§ **To do**:
Answer these questions from the Sound of Music review below:
(a) At which theatre did the production run, and for how long?
(b) Who played Captain Von Trapp?
(c) According to the stage show, what ultimately causes the Captain to call off his engagement?

§ **Extracted text**:
####################
Saturday 10 October 2009

Theatre: The Sound of Music: UK tour 2009

For about a year, my best friend had been promising me a trip to see The Sound of Music if we could find a localish production. I thought it unlikely because of something to do with the licence: it was being performed professionally in London's West End, so I thought amateur companies wouldn't be allowed to put it on - my dramatic society just about got away with Oliver! last year.

But we were saved a trip up to the Capital when The Sound of Music came to us, or as close to "us" as you can expect, doing a run at Southampton's Mayflower Theatre. As it was running for a month, the end of September until the end of October, I decided to make a birthday trip of it.

Before, I had only seen the film, so wasn't quite sure what to expect. The opening certainly wasn't expected - instead of Maria whirling around the hills with the title number, the nuns were wandering around the stage singing nun-ish things in latin with beautiful harmonies.

Alas, after that opening, the song, "The Sound of Music" didn't quite live up to expectations. Connie Fisher ('er off the telly) had a very sweet, pure voice, and from here on I have no problems with her, or the show at all, but after the harmonies of the nuns' song, it didn't quite seem like the big theatrical number that it is in the film. After all, it is a solo, and Connie Fisher isn't Agnes from Terry Pratchett's Maskerade - she cannot sing in harmony with herself. I also had a fear, at first, that her voice wouldn't carry over the orchestra. This was only a momentary worry, I stress, and my only other criticism of the show is that it was over too soon.

Connie is absolutely lovely as Maria. She plays the part very much like Julie Andrews in the film, with, if it's possible, more childlike energy and mischief. I found her very believable as the devout, well-meaning novice who just can't stay out of trouble.

Michael Praed played Captain Von Trapp, and to him, too, could be applied the overused adjective "lovely." There is more of "the political stuff" in the stage show than in the film, and here we really got to see the strength of Von Trapp's character as he stood up to Max and Baroness (here only called "Frau") Schraeder's advice to keep his head down, compromise and not to anger the Nazis. It is made explicit here that it is Frau Schraeder's different political views that ultimately cause Von Trapp to call off the engagement. Yet we see a vulnerability to the Captain as he debates whether to accept the commission to keep his family safe, or to stand firm in his beliefs.
####################
§ **Information provided**:
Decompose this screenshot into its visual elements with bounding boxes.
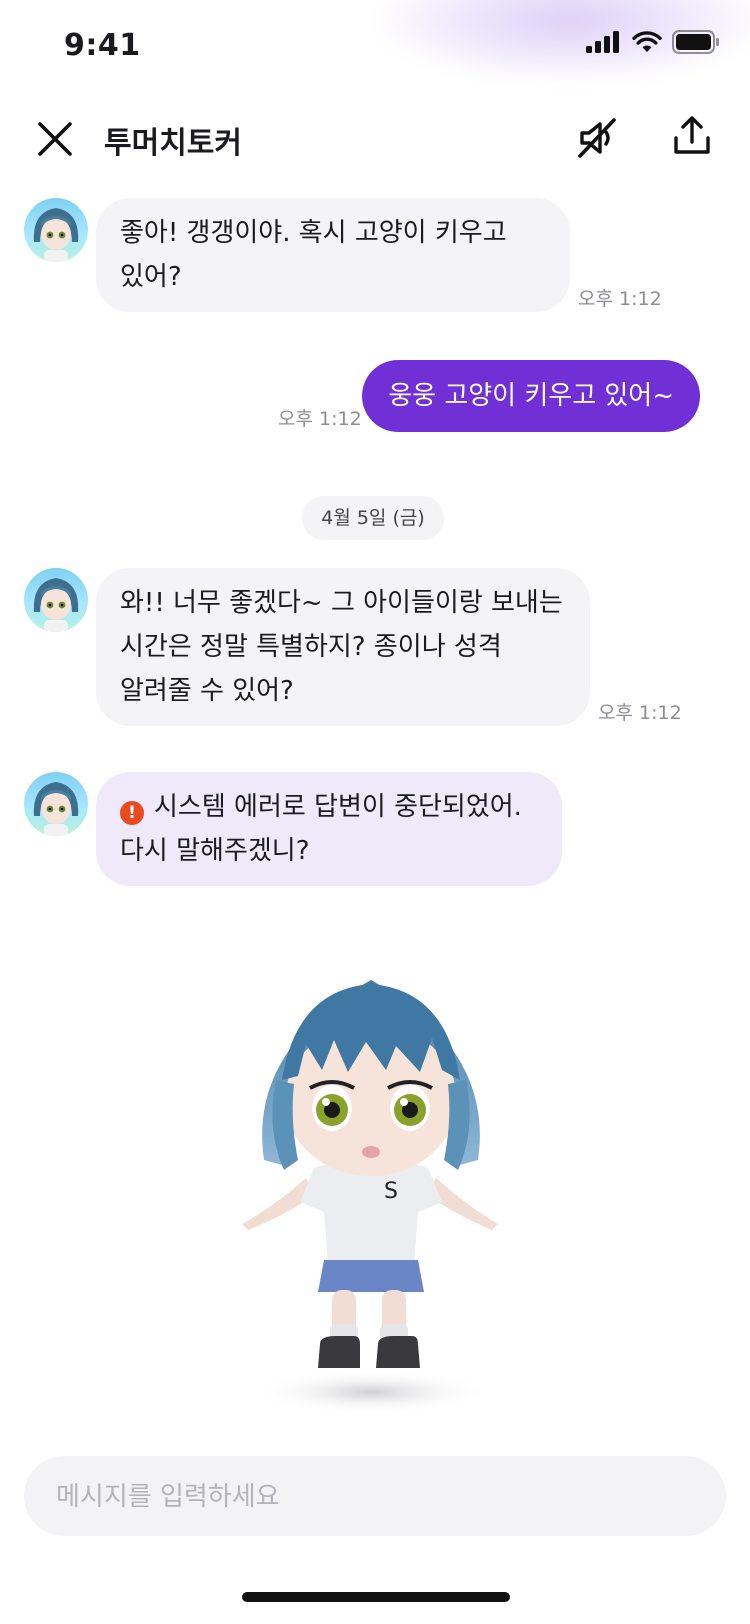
####################
§ **Output below**:
(a) It ran at Southampton's Mayflower Theatre for a month, from the end of September until the end of October.
(b) Michael Praed.
(c) Frau Schraeder's different political views.